> **WORK REQUIRED**: Indicate only the number of lines in the listing below in which the word "Exchange" appears.

> **SUPPLIED MATERIAL**:
------------------------------

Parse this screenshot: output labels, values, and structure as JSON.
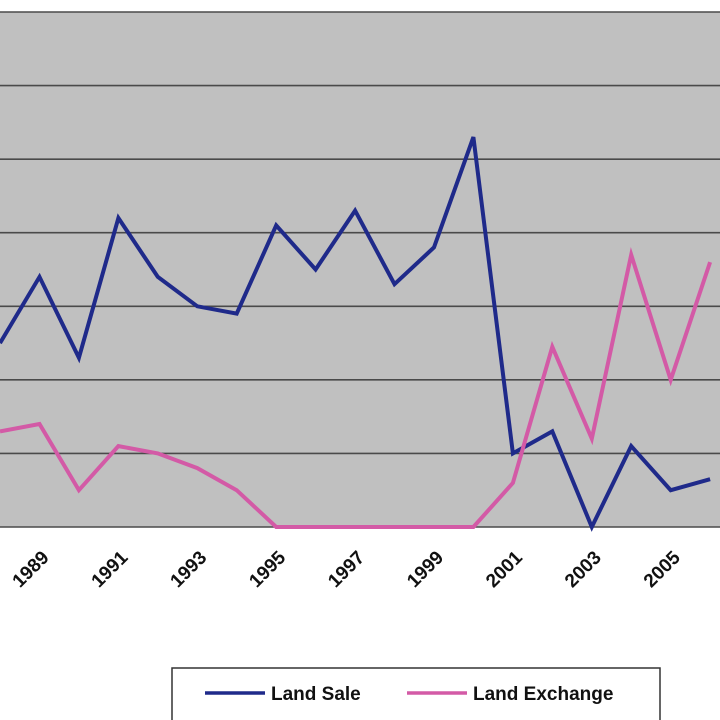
{
  "chart_data": {
    "type": "line",
    "xlabel": "",
    "ylabel": "",
    "x": [
      1988,
      1989,
      1990,
      1991,
      1992,
      1993,
      1994,
      1995,
      1996,
      1997,
      1998,
      1999,
      2000,
      2001,
      2002,
      2003,
      2004,
      2005,
      2006
    ],
    "xlim": [
      1988,
      2006.25
    ],
    "ylim": [
      0,
      7
    ],
    "grid": true,
    "tick_labels": [
      "1989",
      "1991",
      "1993",
      "1995",
      "1997",
      "1999",
      "2001",
      "2003",
      "2005"
    ],
    "series": [
      {
        "name": "Land Sale",
        "color": "#1f2a8a",
        "values": [
          2.5,
          3.4,
          2.3,
          4.2,
          3.4,
          3.0,
          2.9,
          4.1,
          3.5,
          4.3,
          3.3,
          3.8,
          5.3,
          1.0,
          1.3,
          0.0,
          1.1,
          0.5,
          0.65
        ]
      },
      {
        "name": "Land Exchange",
        "color": "#d35aa6",
        "values": [
          1.3,
          1.4,
          0.5,
          1.1,
          1.0,
          0.8,
          0.5,
          0.0,
          0.0,
          0.0,
          0.0,
          0.0,
          0.0,
          0.6,
          2.45,
          1.2,
          3.7,
          2.0,
          3.6
        ]
      }
    ],
    "legend": {
      "position": "bottom",
      "items": [
        {
          "label": "Land Sale",
          "color": "#1f2a8a"
        },
        {
          "label": "Land Exchange",
          "color": "#d35aa6"
        }
      ]
    }
  },
  "colors": {
    "plot_background": "#c0c0c0",
    "gridline": "#4a4a4a"
  }
}
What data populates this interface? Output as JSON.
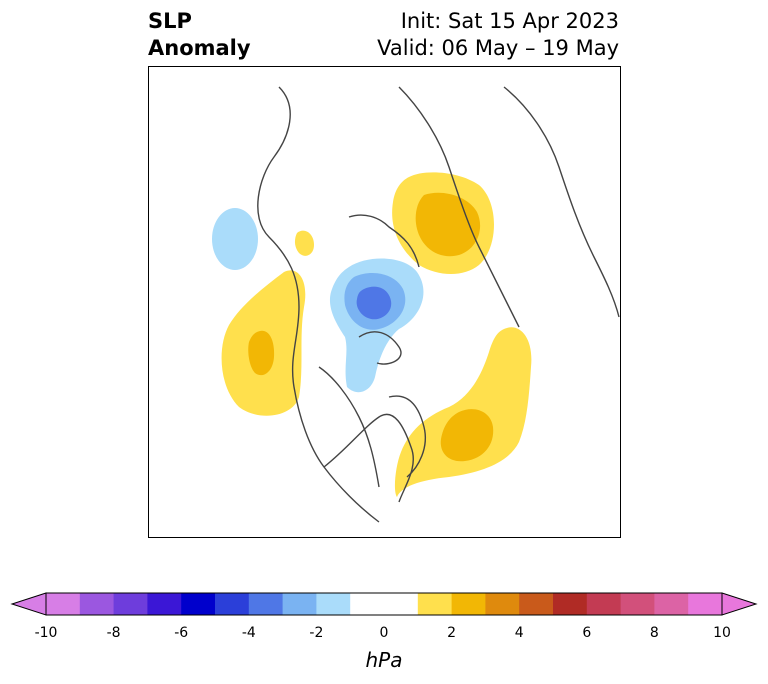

------------------------------

> **ANSWER BELOW**: 2